◆ Written exercise
Quote the whole listing word for word, please.

(Stored data entries)
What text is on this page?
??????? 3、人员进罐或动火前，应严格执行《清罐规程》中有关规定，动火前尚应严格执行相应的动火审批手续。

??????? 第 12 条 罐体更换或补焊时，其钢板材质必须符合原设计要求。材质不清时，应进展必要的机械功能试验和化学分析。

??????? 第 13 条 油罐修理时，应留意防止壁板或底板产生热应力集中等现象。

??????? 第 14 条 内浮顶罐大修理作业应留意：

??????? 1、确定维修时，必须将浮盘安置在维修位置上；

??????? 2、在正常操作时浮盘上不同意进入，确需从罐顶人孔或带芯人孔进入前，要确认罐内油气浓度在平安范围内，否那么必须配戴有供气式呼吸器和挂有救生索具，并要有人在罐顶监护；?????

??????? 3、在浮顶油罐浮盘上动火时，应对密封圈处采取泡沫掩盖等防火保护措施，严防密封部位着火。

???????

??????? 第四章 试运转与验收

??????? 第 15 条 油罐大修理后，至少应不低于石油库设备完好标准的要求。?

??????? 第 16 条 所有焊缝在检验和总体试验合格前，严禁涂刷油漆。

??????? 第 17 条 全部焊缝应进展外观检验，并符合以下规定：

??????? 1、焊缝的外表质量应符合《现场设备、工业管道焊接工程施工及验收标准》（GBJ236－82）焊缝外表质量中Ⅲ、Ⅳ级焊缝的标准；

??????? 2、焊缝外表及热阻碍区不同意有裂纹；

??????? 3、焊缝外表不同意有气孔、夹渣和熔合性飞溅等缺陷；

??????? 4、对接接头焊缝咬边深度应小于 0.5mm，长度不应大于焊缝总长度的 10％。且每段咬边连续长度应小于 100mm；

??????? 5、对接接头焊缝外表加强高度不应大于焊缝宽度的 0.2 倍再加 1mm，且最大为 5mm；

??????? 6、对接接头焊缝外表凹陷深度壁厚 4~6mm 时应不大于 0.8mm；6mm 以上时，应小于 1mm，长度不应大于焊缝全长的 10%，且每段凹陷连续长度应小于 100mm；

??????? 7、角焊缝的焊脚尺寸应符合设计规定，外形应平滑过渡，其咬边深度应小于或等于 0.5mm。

◆ Output for this task
What text is on this page?
??????? 3、人员进罐或动火前，应严格执行《清罐规程》中有关规定，动火前尚应严格执行相应的动火审批手续。

??????? 第 12 条 罐体更换或补焊时，其钢板材质必须符合原设计要求。材质不清时，应进展必要的机械功能试验和化学分析。

??????? 第 13 条 油罐修理时，应留意防止壁板或底板产生热应力集中等现象。

??????? 第 14 条 内浮顶罐大修理作业应留意：

??????? 1、确定维修时，必须将浮盘安置在维修位置上；

??????? 2、在正常操作时浮盘上不同意进入，确需从罐顶人孔或带芯人孔进入前，要确认罐内油气浓度在平安范围内，否那么必须配戴有供气式呼吸器和挂有救生索具，并要有人在罐顶监护；?????

??????? 3、在浮顶油罐浮盘上动火时，应对密封圈处采取泡沫掩盖等防火保护措施，严防密封部位着火。

???????

??????? 第四章 试运转与验收

??????? 第 15 条 油罐大修理后，至少应不低于石油库设备完好标准的要求。?

??????? 第 16 条 所有焊缝在检验和总体试验合格前，严禁涂刷油漆。

??????? 第 17 条 全部焊缝应进展外观检验，并符合以下规定：

??????? 1、焊缝的外表质量应符合《现场设备、工业管道焊接工程施工及验收标准》（GBJ236－82）焊缝外表质量中Ⅲ、Ⅳ级焊缝的标准；

??????? 2、焊缝外表及热阻碍区不同意有裂纹；

??????? 3、焊缝外表不同意有气孔、夹渣和熔合性飞溅等缺陷；

??????? 4、对接接头焊缝咬边深度应小于 0.5mm，长度不应大于焊缝总长度的 10％。且每段咬边连续长度应小于 100mm；

??????? 5、对接接头焊缝外表加强高度不应大于焊缝宽度的 0.2 倍再加 1mm，且最大为 5mm；

??????? 6、对接接头焊缝外表凹陷深度壁厚 4~6mm 时应不大于 0.8mm；6mm 以上时，应小于 1mm，长度不应大于焊缝全长的 10%，且每段凹陷连续长度应小于 100mm；

??????? 7、角焊缝的焊脚尺寸应符合设计规定，外形应平滑过渡，其咬边深度应小于或等于 0.5mm。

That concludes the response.